→ Given information
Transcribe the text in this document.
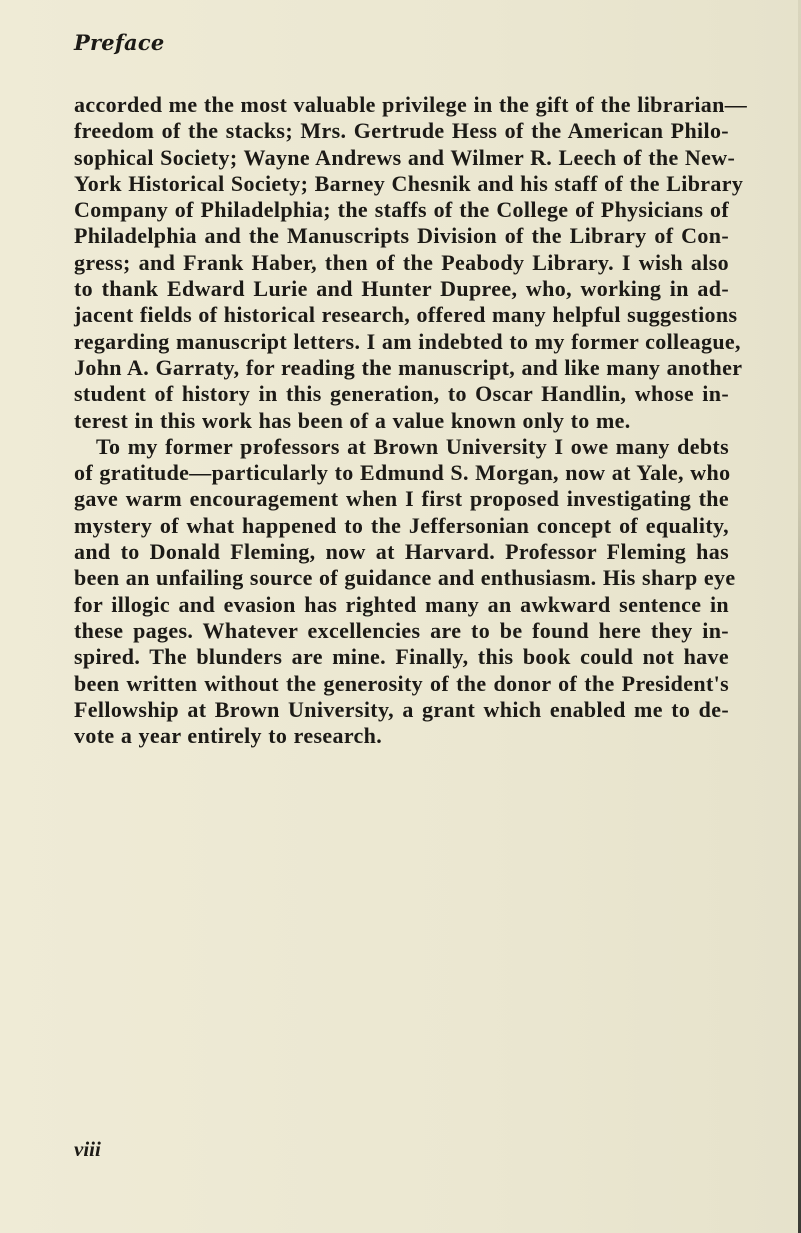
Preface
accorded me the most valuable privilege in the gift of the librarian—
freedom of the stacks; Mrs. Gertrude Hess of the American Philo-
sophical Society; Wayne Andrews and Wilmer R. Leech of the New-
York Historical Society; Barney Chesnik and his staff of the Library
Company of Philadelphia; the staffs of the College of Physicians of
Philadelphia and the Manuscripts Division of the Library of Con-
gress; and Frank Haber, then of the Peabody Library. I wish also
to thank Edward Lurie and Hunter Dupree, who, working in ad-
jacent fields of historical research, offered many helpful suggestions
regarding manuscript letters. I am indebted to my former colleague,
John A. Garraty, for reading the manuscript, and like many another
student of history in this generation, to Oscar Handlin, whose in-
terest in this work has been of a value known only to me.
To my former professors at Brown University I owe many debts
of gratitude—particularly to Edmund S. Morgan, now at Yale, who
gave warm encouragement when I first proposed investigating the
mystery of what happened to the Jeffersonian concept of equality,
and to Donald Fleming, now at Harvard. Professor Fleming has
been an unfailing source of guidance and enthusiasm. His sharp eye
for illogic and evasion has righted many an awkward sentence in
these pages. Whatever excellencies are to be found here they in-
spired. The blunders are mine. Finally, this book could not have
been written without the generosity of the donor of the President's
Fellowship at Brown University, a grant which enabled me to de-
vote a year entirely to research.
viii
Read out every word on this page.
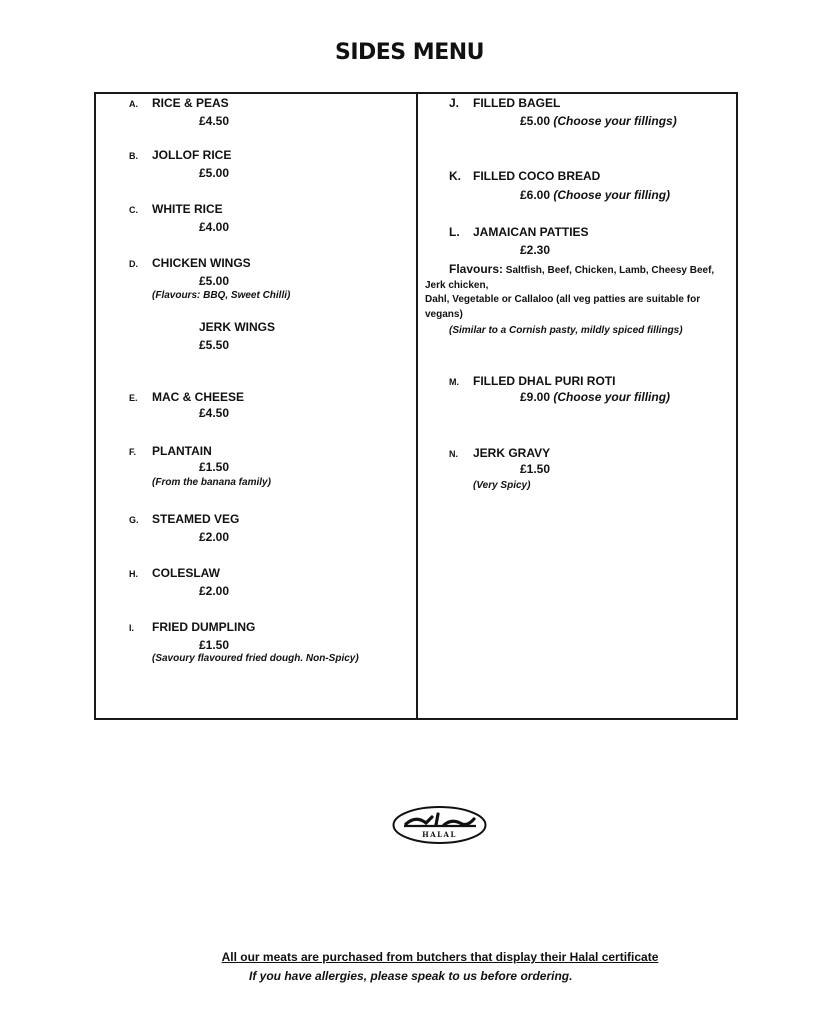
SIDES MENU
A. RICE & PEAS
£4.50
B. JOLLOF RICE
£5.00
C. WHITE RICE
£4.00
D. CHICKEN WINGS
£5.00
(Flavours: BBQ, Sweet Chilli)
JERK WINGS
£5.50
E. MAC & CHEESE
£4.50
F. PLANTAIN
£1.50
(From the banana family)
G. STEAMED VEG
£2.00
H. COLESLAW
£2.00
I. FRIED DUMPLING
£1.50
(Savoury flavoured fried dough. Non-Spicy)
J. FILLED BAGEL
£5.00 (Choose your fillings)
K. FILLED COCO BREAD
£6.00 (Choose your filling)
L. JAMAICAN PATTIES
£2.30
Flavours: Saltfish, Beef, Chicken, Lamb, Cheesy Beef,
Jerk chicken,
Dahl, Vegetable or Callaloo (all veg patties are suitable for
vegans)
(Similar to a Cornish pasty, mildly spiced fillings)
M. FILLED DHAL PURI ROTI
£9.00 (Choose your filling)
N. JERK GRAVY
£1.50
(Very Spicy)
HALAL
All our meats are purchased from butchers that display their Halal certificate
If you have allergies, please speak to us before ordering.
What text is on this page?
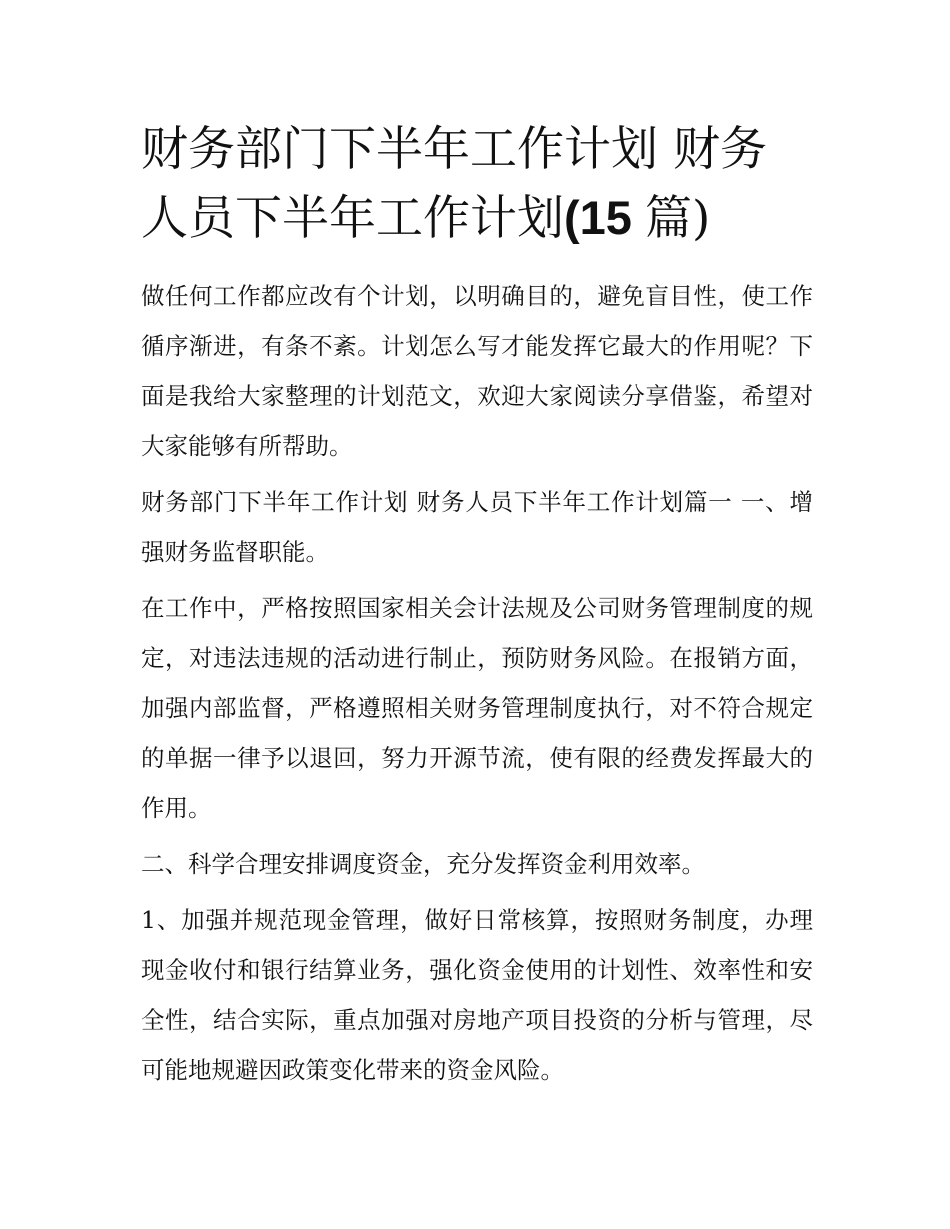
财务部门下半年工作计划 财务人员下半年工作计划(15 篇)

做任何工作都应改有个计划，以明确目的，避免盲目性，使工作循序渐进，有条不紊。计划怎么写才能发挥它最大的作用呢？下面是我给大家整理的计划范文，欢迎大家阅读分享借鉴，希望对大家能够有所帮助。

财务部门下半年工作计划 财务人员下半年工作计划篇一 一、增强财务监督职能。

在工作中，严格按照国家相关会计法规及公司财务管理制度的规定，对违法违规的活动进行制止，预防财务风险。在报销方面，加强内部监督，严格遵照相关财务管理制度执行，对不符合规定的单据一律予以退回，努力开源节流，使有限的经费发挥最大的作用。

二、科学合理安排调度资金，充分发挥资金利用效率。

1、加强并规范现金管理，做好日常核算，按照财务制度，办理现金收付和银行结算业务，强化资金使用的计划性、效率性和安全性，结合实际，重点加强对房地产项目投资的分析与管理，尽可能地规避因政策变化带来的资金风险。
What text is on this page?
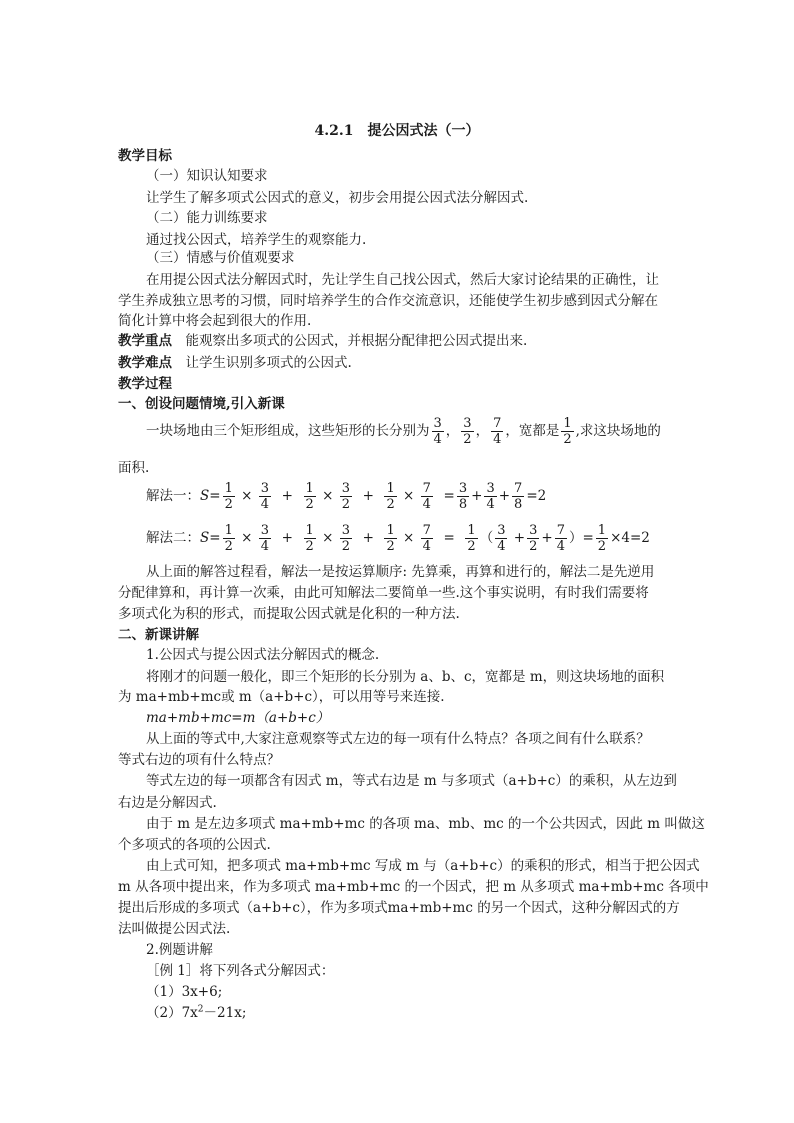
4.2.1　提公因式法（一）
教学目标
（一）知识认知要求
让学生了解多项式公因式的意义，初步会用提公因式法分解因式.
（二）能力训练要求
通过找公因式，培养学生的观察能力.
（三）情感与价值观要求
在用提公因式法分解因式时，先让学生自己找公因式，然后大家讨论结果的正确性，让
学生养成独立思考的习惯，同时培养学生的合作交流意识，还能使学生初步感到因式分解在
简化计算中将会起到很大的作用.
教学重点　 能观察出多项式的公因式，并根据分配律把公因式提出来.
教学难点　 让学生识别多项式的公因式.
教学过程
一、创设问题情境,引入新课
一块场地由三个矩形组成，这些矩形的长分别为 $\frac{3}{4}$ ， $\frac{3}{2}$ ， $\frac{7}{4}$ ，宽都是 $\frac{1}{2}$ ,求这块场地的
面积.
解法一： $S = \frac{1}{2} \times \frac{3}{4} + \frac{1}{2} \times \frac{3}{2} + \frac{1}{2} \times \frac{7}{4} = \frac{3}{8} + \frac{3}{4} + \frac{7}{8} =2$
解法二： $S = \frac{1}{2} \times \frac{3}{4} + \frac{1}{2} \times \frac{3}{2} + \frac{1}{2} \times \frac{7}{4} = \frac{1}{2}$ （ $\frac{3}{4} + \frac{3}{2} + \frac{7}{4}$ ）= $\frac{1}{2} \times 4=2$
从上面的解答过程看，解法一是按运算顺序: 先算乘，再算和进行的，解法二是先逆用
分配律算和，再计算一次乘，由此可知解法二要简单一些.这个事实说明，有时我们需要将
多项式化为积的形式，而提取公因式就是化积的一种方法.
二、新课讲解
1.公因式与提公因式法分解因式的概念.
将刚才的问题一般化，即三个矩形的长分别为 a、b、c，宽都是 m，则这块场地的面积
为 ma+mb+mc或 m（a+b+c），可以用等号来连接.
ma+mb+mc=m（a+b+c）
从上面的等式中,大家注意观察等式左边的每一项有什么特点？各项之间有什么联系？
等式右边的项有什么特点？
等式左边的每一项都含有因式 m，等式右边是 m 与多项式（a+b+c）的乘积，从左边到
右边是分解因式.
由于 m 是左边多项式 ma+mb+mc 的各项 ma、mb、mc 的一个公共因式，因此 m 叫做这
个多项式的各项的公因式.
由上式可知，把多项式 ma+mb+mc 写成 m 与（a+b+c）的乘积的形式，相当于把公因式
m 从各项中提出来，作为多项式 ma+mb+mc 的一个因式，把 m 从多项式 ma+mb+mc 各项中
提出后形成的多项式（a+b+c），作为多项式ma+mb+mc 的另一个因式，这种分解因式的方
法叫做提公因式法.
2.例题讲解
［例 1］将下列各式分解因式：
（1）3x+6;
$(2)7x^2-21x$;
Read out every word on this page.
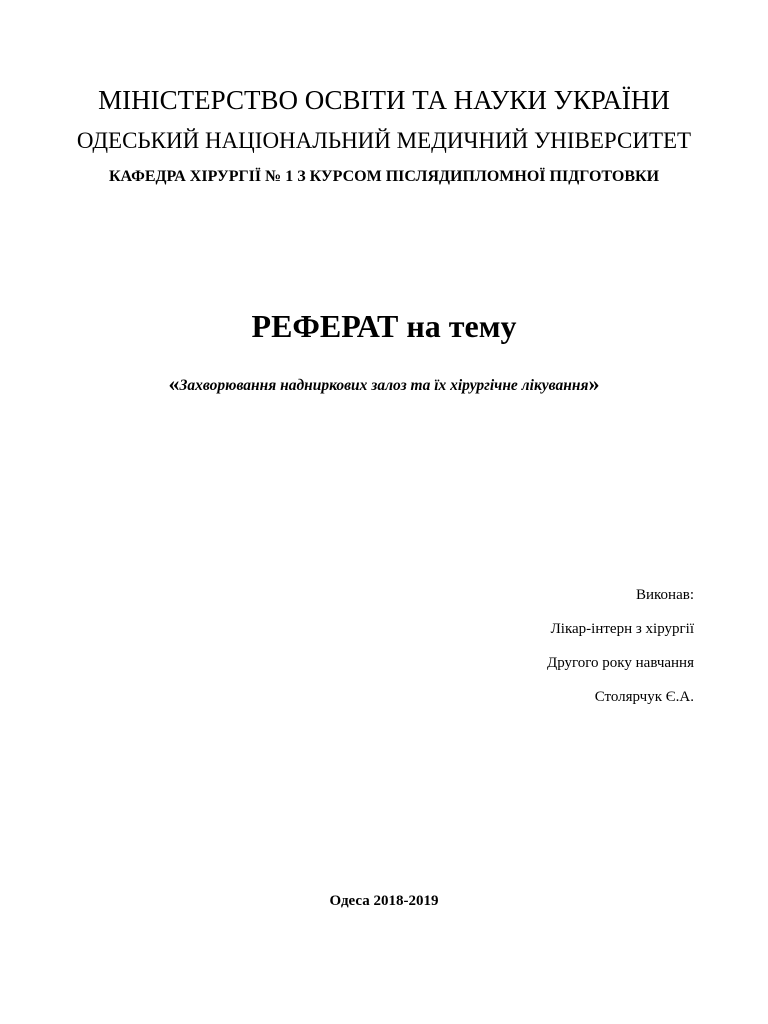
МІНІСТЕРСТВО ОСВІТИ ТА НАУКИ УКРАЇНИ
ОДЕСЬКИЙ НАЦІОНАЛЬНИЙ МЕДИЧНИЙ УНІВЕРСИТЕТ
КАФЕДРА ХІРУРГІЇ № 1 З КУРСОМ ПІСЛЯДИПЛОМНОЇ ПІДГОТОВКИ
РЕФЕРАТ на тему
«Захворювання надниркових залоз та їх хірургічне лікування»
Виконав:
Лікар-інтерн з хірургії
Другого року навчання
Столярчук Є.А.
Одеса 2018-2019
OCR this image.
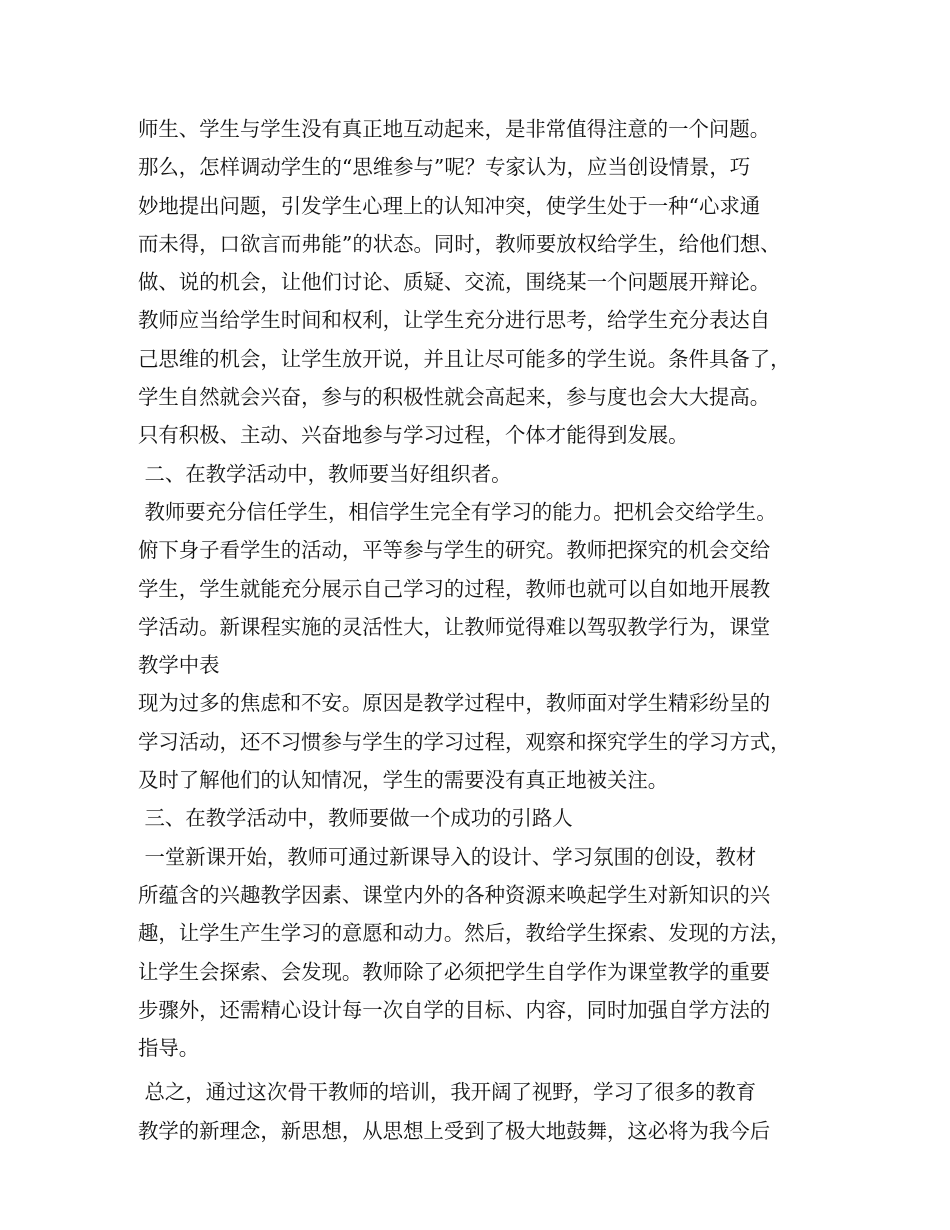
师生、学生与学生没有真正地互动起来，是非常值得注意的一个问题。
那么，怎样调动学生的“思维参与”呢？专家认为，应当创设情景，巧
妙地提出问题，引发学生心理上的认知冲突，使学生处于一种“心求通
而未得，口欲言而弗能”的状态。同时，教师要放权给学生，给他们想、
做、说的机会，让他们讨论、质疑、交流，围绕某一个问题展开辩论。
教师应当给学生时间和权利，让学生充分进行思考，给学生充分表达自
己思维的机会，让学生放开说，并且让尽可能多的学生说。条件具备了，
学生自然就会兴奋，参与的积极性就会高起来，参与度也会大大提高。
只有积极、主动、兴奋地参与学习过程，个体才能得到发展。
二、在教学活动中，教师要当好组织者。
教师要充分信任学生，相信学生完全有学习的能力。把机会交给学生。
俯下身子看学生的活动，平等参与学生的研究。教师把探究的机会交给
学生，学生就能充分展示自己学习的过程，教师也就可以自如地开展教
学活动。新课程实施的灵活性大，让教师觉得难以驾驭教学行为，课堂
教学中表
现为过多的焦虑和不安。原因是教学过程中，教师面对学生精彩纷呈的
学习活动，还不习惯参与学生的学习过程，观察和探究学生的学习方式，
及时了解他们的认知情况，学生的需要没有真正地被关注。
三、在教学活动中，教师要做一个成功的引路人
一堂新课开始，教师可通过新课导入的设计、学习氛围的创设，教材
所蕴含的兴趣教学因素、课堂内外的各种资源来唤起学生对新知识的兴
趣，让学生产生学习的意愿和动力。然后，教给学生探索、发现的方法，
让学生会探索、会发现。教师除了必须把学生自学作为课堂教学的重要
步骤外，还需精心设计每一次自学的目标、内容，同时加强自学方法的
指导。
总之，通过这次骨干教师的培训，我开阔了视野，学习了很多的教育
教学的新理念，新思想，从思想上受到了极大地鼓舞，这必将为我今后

→ Exercise
Take every line from the data that contains the word "在教学活动中".

→ Problem solution
二、在教学活动中，教师要当好组织者。
三、在教学活动中，教师要做一个成功的引路人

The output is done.